WHAT IS EXPECTED: Without omitting anything, retype the data that follows.

Start of THE DATA

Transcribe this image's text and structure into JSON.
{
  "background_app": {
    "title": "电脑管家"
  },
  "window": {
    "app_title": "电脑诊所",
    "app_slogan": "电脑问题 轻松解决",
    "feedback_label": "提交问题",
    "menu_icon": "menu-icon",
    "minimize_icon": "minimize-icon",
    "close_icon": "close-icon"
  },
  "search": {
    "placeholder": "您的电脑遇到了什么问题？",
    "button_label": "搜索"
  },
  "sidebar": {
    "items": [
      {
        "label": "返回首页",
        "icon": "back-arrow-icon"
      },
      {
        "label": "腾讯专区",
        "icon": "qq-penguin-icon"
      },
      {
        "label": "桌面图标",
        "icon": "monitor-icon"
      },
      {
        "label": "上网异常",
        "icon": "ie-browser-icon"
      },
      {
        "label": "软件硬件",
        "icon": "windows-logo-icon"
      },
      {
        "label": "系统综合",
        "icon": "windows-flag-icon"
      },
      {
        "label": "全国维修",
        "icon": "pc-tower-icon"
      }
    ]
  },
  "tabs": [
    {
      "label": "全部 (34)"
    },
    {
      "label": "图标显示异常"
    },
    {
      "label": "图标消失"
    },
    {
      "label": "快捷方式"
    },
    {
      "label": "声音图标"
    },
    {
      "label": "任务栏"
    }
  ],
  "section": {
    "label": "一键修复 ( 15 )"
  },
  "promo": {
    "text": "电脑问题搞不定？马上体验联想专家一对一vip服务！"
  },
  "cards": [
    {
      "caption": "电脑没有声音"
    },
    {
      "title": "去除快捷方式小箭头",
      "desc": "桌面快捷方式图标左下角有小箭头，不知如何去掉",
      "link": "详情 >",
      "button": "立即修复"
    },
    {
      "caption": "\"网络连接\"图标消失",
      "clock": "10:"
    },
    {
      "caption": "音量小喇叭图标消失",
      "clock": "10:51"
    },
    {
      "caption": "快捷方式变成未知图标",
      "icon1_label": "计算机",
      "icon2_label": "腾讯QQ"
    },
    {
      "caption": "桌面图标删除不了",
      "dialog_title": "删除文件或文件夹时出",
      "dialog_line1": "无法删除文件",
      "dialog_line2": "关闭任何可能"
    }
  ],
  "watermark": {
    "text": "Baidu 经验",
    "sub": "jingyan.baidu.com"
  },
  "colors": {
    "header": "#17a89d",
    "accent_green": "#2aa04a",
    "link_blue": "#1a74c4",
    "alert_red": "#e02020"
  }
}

End of THE DATA

EXERCISE OUTPUT:
Transcribe this image's text and structure into JSON.
{
  "background_app": {
    "title": "电脑管家"
  },
  "window": {
    "app_title": "电脑诊所",
    "app_slogan": "电脑问题 轻松解决",
    "feedback_label": "提交问题",
    "menu_icon": "menu-icon",
    "minimize_icon": "minimize-icon",
    "close_icon": "close-icon"
  },
  "search": {
    "placeholder": "您的电脑遇到了什么问题？",
    "button_label": "搜索"
  },
  "sidebar": {
    "items": [
      {
        "label": "返回首页",
        "icon": "back-arrow-icon"
      },
      {
        "label": "腾讯专区",
        "icon": "qq-penguin-icon"
      },
      {
        "label": "桌面图标",
        "icon": "monitor-icon"
      },
      {
        "label": "上网异常",
        "icon": "ie-browser-icon"
      },
      {
        "label": "软件硬件",
        "icon": "windows-logo-icon"
      },
      {
        "label": "系统综合",
        "icon": "windows-flag-icon"
      },
      {
        "label": "全国维修",
        "icon": "pc-tower-icon"
      }
    ]
  },
  "tabs": [
    {
      "label": "全部 (34)"
    },
    {
      "label": "图标显示异常"
    },
    {
      "label": "图标消失"
    },
    {
      "label": "快捷方式"
    },
    {
      "label": "声音图标"
    },
    {
      "label": "任务栏"
    }
  ],
  "section": {
    "label": "一键修复 ( 15 )"
  },
  "promo": {
    "text": "电脑问题搞不定？马上体验联想专家一对一vip服务！"
  },
  "cards": [
    {
      "caption": "电脑没有声音"
    },
    {
      "title": "去除快捷方式小箭头",
      "desc": "桌面快捷方式图标左下角有小箭头，不知如何去掉",
      "link": "详情 >",
      "button": "立即修复"
    },
    {
      "caption": "\"网络连接\"图标消失",
      "clock": "10:"
    },
    {
      "caption": "音量小喇叭图标消失",
      "clock": "10:51"
    },
    {
      "caption": "快捷方式变成未知图标",
      "icon1_label": "计算机",
      "icon2_label": "腾讯QQ"
    },
    {
      "caption": "桌面图标删除不了",
      "dialog_title": "删除文件或文件夹时出",
      "dialog_line1": "无法删除文件",
      "dialog_line2": "关闭任何可能"
    }
  ],
  "watermark": {
    "text": "Baidu 经验",
    "sub": "jingyan.baidu.com"
  },
  "colors": {
    "header": "#17a89d",
    "accent_green": "#2aa04a",
    "link_blue": "#1a74c4",
    "alert_red": "#e02020"
  }
}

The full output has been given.